- WHAT YOU ARE ASKED TO DO -
Wherever the string "been" appears, copy the whole line.

- DATA FOR THIS TASK -
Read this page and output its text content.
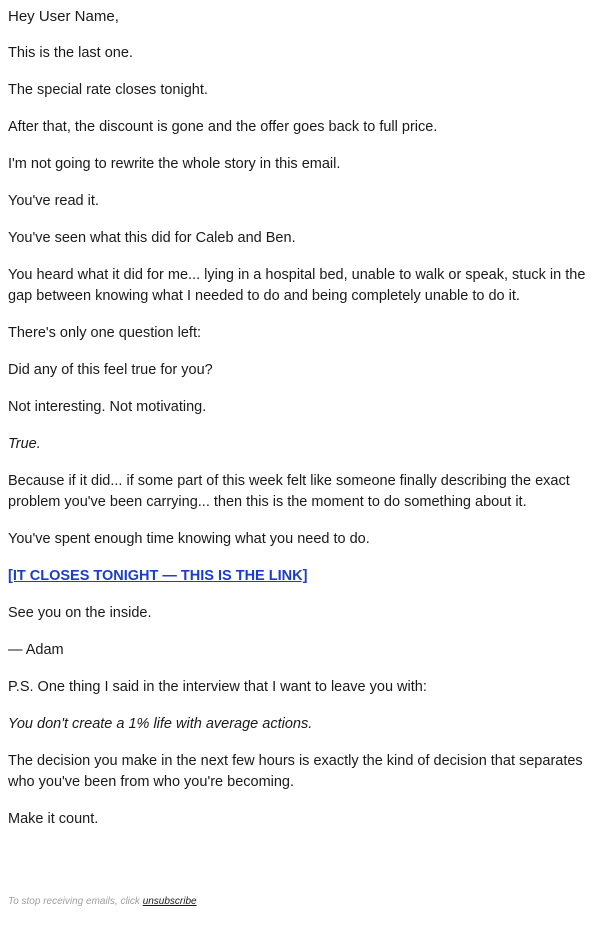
Hey User Name,

This is the last one.

The special rate closes tonight.

After that, the discount is gone and the offer goes back to full price.

I'm not going to rewrite the whole story in this email.

You've read it.

You've seen what this did for Caleb and Ben.

You heard what it did for me... lying in a hospital bed, unable to walk or speak, stuck in the gap between knowing what I needed to do and being completely unable to do it.

There's only one question left:

Did any of this feel true for you?

Not interesting. Not motivating.

True.

Because if it did... if some part of this week felt like someone finally describing the exact problem you've been carrying... then this is the moment to do something about it.

You've spent enough time knowing what you need to do.

[IT CLOSES TONIGHT — THIS IS THE LINK]

See you on the inside.

— Adam

P.S. One thing I said in the interview that I want to leave you with:

You don't create a 1% life with average actions.

The decision you make in the next few hours is exactly the kind of decision that separates who you've been from who you're becoming.

Make it count.

To stop receiving emails, click unsubscribe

- THE RESULT -
Because if it did... if some part of this week felt like someone finally describing the exact problem you've been carrying... then this is the moment to do something about it.
The decision you make in the next few hours is exactly the kind of decision that separates who you've been from who you're becoming.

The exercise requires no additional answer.